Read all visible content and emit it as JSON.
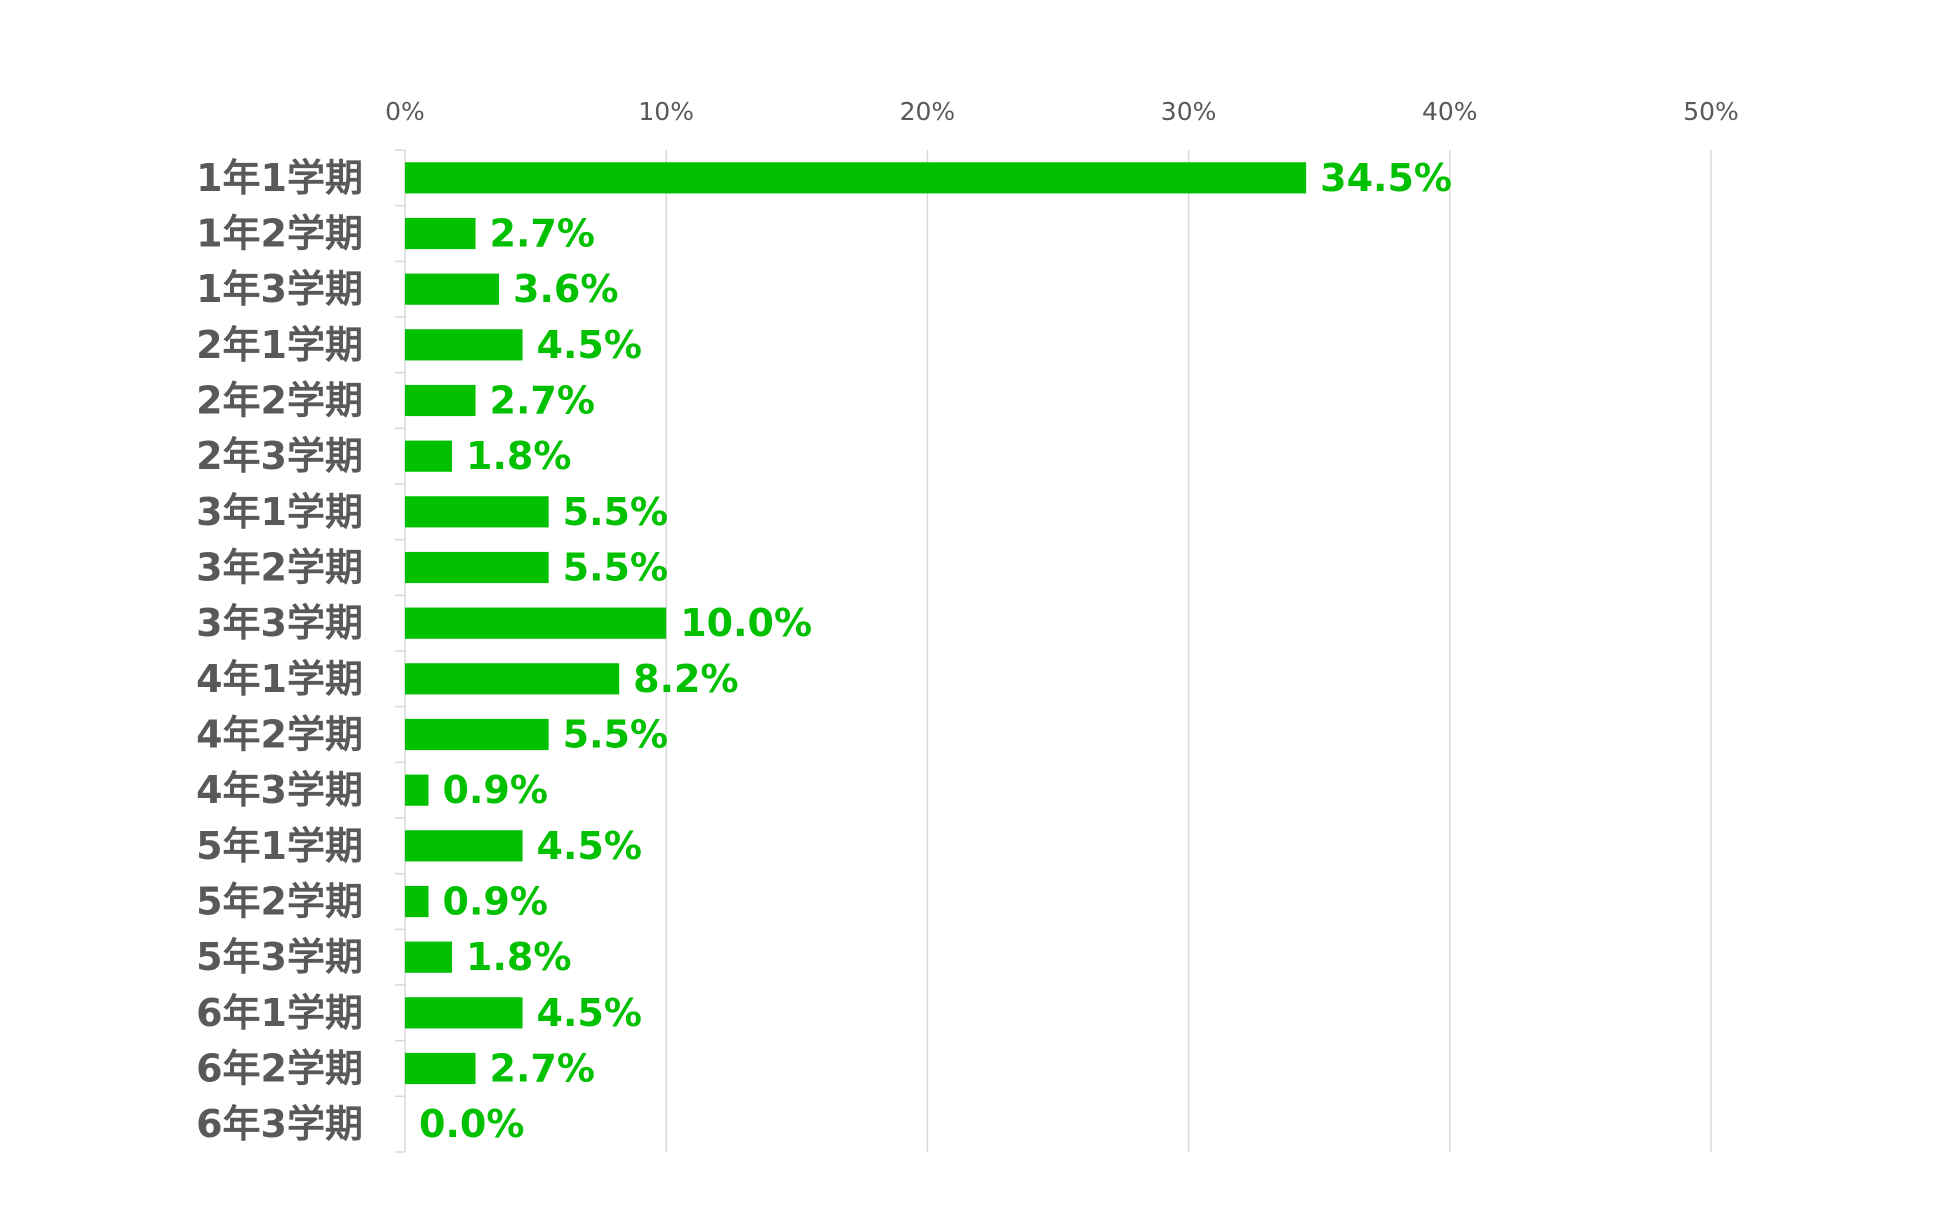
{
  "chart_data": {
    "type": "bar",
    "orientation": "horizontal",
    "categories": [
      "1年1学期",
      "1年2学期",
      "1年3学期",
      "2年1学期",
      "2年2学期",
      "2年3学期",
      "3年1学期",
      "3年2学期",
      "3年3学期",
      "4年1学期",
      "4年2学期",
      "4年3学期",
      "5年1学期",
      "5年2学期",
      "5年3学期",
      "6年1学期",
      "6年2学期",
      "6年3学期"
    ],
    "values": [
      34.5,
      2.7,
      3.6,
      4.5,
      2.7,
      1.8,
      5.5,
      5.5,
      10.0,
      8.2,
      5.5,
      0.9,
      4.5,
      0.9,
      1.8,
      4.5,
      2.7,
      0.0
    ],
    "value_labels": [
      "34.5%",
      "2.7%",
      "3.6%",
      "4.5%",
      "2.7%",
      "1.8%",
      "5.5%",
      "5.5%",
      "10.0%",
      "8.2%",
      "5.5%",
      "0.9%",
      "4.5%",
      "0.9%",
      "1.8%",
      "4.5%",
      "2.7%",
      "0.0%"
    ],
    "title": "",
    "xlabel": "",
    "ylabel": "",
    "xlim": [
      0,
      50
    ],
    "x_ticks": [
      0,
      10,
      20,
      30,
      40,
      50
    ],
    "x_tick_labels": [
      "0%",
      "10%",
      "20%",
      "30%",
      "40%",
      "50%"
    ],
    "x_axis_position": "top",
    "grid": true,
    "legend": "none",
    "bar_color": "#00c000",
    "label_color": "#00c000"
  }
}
———
- _Directions_
Copy out every line of the material above exactly, skipping the pictures.

- _Output for this task_
Read all visible content and emit it as JSON.
{
  "chart_data": {
    "type": "bar",
    "orientation": "horizontal",
    "categories": [
      "1年1学期",
      "1年2学期",
      "1年3学期",
      "2年1学期",
      "2年2学期",
      "2年3学期",
      "3年1学期",
      "3年2学期",
      "3年3学期",
      "4年1学期",
      "4年2学期",
      "4年3学期",
      "5年1学期",
      "5年2学期",
      "5年3学期",
      "6年1学期",
      "6年2学期",
      "6年3学期"
    ],
    "values": [
      34.5,
      2.7,
      3.6,
      4.5,
      2.7,
      1.8,
      5.5,
      5.5,
      10.0,
      8.2,
      5.5,
      0.9,
      4.5,
      0.9,
      1.8,
      4.5,
      2.7,
      0.0
    ],
    "value_labels": [
      "34.5%",
      "2.7%",
      "3.6%",
      "4.5%",
      "2.7%",
      "1.8%",
      "5.5%",
      "5.5%",
      "10.0%",
      "8.2%",
      "5.5%",
      "0.9%",
      "4.5%",
      "0.9%",
      "1.8%",
      "4.5%",
      "2.7%",
      "0.0%"
    ],
    "title": "",
    "xlabel": "",
    "ylabel": "",
    "xlim": [
      0,
      50
    ],
    "x_ticks": [
      0,
      10,
      20,
      30,
      40,
      50
    ],
    "x_tick_labels": [
      "0%",
      "10%",
      "20%",
      "30%",
      "40%",
      "50%"
    ],
    "x_axis_position": "top",
    "grid": true,
    "legend": "none",
    "bar_color": "#00c000",
    "label_color": "#00c000"
  }
}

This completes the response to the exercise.